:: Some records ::
::::::::

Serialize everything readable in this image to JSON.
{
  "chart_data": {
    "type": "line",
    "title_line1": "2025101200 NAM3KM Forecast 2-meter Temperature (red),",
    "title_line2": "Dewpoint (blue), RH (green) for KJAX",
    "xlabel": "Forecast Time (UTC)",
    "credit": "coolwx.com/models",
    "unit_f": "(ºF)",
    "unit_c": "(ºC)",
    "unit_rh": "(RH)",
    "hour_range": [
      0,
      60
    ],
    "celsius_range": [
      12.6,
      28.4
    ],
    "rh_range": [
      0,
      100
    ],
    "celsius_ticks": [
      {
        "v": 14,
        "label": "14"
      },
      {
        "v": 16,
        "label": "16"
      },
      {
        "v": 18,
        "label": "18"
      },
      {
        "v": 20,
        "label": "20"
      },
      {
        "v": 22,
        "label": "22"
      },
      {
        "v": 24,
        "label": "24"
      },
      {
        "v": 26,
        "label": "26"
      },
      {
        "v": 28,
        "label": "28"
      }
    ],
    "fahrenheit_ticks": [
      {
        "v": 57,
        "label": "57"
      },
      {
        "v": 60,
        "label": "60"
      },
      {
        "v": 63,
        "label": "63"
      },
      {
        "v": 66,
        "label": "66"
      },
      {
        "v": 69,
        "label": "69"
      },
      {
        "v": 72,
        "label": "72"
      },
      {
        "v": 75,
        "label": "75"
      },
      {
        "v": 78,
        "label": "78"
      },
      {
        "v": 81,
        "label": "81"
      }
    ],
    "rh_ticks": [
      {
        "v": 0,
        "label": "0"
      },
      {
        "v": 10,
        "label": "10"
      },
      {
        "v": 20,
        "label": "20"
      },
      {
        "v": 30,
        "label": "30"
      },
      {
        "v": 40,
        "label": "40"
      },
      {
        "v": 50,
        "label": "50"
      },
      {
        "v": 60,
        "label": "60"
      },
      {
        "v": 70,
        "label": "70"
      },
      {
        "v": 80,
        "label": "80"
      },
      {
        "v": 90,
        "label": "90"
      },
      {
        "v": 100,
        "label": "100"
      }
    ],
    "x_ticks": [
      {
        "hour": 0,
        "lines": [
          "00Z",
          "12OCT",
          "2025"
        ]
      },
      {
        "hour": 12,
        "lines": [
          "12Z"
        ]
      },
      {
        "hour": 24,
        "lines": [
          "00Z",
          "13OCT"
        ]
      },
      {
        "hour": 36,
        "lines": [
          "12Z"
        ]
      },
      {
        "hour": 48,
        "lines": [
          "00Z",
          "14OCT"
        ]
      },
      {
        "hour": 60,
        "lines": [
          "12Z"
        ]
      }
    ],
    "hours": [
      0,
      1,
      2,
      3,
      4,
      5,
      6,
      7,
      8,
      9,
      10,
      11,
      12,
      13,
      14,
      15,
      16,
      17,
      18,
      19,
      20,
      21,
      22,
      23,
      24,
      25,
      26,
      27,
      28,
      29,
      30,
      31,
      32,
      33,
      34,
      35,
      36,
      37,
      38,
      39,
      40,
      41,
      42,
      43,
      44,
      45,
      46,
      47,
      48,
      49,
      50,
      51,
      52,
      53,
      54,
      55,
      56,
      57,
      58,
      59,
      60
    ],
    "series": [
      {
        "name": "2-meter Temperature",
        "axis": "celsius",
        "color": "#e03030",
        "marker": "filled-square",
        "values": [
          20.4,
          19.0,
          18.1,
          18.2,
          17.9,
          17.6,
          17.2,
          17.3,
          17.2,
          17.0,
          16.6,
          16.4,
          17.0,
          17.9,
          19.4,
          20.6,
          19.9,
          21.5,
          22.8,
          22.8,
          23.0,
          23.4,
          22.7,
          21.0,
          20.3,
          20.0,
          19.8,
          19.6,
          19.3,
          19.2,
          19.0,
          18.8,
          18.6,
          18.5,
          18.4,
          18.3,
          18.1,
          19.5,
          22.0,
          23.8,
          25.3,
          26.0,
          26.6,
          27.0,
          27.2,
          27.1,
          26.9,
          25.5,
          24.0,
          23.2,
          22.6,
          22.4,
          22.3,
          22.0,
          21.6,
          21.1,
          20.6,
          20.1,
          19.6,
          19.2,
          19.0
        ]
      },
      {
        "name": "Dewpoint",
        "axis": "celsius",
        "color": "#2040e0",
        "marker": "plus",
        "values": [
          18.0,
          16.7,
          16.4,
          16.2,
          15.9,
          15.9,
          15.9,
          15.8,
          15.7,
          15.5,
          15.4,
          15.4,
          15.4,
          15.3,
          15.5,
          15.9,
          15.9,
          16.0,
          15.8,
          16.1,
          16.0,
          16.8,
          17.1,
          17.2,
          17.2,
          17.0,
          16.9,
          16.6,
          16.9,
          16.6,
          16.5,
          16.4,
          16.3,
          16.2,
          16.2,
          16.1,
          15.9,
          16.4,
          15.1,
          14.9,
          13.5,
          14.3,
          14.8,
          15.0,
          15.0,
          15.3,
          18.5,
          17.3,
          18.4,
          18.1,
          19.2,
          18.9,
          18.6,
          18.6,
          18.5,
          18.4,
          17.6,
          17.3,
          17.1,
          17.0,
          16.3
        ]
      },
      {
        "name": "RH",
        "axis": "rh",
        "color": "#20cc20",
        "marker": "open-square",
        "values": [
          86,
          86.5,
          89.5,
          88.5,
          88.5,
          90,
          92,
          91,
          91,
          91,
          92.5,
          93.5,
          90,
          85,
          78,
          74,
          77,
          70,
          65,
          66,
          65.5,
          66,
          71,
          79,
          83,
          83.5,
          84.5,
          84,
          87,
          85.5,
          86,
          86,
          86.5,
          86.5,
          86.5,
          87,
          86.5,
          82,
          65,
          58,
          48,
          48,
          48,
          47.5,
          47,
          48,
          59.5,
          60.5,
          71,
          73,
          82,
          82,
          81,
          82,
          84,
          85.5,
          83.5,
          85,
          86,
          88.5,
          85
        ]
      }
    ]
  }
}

::::::::

Copy out the data shown above without altering anything.

Serialize everything readable in this image to JSON.
{
  "chart_data": {
    "type": "line",
    "title_line1": "2025101200 NAM3KM Forecast 2-meter Temperature (red),",
    "title_line2": "Dewpoint (blue), RH (green) for KJAX",
    "xlabel": "Forecast Time (UTC)",
    "credit": "coolwx.com/models",
    "unit_f": "(ºF)",
    "unit_c": "(ºC)",
    "unit_rh": "(RH)",
    "hour_range": [
      0,
      60
    ],
    "celsius_range": [
      12.6,
      28.4
    ],
    "rh_range": [
      0,
      100
    ],
    "celsius_ticks": [
      {
        "v": 14,
        "label": "14"
      },
      {
        "v": 16,
        "label": "16"
      },
      {
        "v": 18,
        "label": "18"
      },
      {
        "v": 20,
        "label": "20"
      },
      {
        "v": 22,
        "label": "22"
      },
      {
        "v": 24,
        "label": "24"
      },
      {
        "v": 26,
        "label": "26"
      },
      {
        "v": 28,
        "label": "28"
      }
    ],
    "fahrenheit_ticks": [
      {
        "v": 57,
        "label": "57"
      },
      {
        "v": 60,
        "label": "60"
      },
      {
        "v": 63,
        "label": "63"
      },
      {
        "v": 66,
        "label": "66"
      },
      {
        "v": 69,
        "label": "69"
      },
      {
        "v": 72,
        "label": "72"
      },
      {
        "v": 75,
        "label": "75"
      },
      {
        "v": 78,
        "label": "78"
      },
      {
        "v": 81,
        "label": "81"
      }
    ],
    "rh_ticks": [
      {
        "v": 0,
        "label": "0"
      },
      {
        "v": 10,
        "label": "10"
      },
      {
        "v": 20,
        "label": "20"
      },
      {
        "v": 30,
        "label": "30"
      },
      {
        "v": 40,
        "label": "40"
      },
      {
        "v": 50,
        "label": "50"
      },
      {
        "v": 60,
        "label": "60"
      },
      {
        "v": 70,
        "label": "70"
      },
      {
        "v": 80,
        "label": "80"
      },
      {
        "v": 90,
        "label": "90"
      },
      {
        "v": 100,
        "label": "100"
      }
    ],
    "x_ticks": [
      {
        "hour": 0,
        "lines": [
          "00Z",
          "12OCT",
          "2025"
        ]
      },
      {
        "hour": 12,
        "lines": [
          "12Z"
        ]
      },
      {
        "hour": 24,
        "lines": [
          "00Z",
          "13OCT"
        ]
      },
      {
        "hour": 36,
        "lines": [
          "12Z"
        ]
      },
      {
        "hour": 48,
        "lines": [
          "00Z",
          "14OCT"
        ]
      },
      {
        "hour": 60,
        "lines": [
          "12Z"
        ]
      }
    ],
    "hours": [
      0,
      1,
      2,
      3,
      4,
      5,
      6,
      7,
      8,
      9,
      10,
      11,
      12,
      13,
      14,
      15,
      16,
      17,
      18,
      19,
      20,
      21,
      22,
      23,
      24,
      25,
      26,
      27,
      28,
      29,
      30,
      31,
      32,
      33,
      34,
      35,
      36,
      37,
      38,
      39,
      40,
      41,
      42,
      43,
      44,
      45,
      46,
      47,
      48,
      49,
      50,
      51,
      52,
      53,
      54,
      55,
      56,
      57,
      58,
      59,
      60
    ],
    "series": [
      {
        "name": "2-meter Temperature",
        "axis": "celsius",
        "color": "#e03030",
        "marker": "filled-square",
        "values": [
          20.4,
          19.0,
          18.1,
          18.2,
          17.9,
          17.6,
          17.2,
          17.3,
          17.2,
          17.0,
          16.6,
          16.4,
          17.0,
          17.9,
          19.4,
          20.6,
          19.9,
          21.5,
          22.8,
          22.8,
          23.0,
          23.4,
          22.7,
          21.0,
          20.3,
          20.0,
          19.8,
          19.6,
          19.3,
          19.2,
          19.0,
          18.8,
          18.6,
          18.5,
          18.4,
          18.3,
          18.1,
          19.5,
          22.0,
          23.8,
          25.3,
          26.0,
          26.6,
          27.0,
          27.2,
          27.1,
          26.9,
          25.5,
          24.0,
          23.2,
          22.6,
          22.4,
          22.3,
          22.0,
          21.6,
          21.1,
          20.6,
          20.1,
          19.6,
          19.2,
          19.0
        ]
      },
      {
        "name": "Dewpoint",
        "axis": "celsius",
        "color": "#2040e0",
        "marker": "plus",
        "values": [
          18.0,
          16.7,
          16.4,
          16.2,
          15.9,
          15.9,
          15.9,
          15.8,
          15.7,
          15.5,
          15.4,
          15.4,
          15.4,
          15.3,
          15.5,
          15.9,
          15.9,
          16.0,
          15.8,
          16.1,
          16.0,
          16.8,
          17.1,
          17.2,
          17.2,
          17.0,
          16.9,
          16.6,
          16.9,
          16.6,
          16.5,
          16.4,
          16.3,
          16.2,
          16.2,
          16.1,
          15.9,
          16.4,
          15.1,
          14.9,
          13.5,
          14.3,
          14.8,
          15.0,
          15.0,
          15.3,
          18.5,
          17.3,
          18.4,
          18.1,
          19.2,
          18.9,
          18.6,
          18.6,
          18.5,
          18.4,
          17.6,
          17.3,
          17.1,
          17.0,
          16.3
        ]
      },
      {
        "name": "RH",
        "axis": "rh",
        "color": "#20cc20",
        "marker": "open-square",
        "values": [
          86,
          86.5,
          89.5,
          88.5,
          88.5,
          90,
          92,
          91,
          91,
          91,
          92.5,
          93.5,
          90,
          85,
          78,
          74,
          77,
          70,
          65,
          66,
          65.5,
          66,
          71,
          79,
          83,
          83.5,
          84.5,
          84,
          87,
          85.5,
          86,
          86,
          86.5,
          86.5,
          86.5,
          87,
          86.5,
          82,
          65,
          58,
          48,
          48,
          48,
          47.5,
          47,
          48,
          59.5,
          60.5,
          71,
          73,
          82,
          82,
          81,
          82,
          84,
          85.5,
          83.5,
          85,
          86,
          88.5,
          85
        ]
      }
    ]
  }
}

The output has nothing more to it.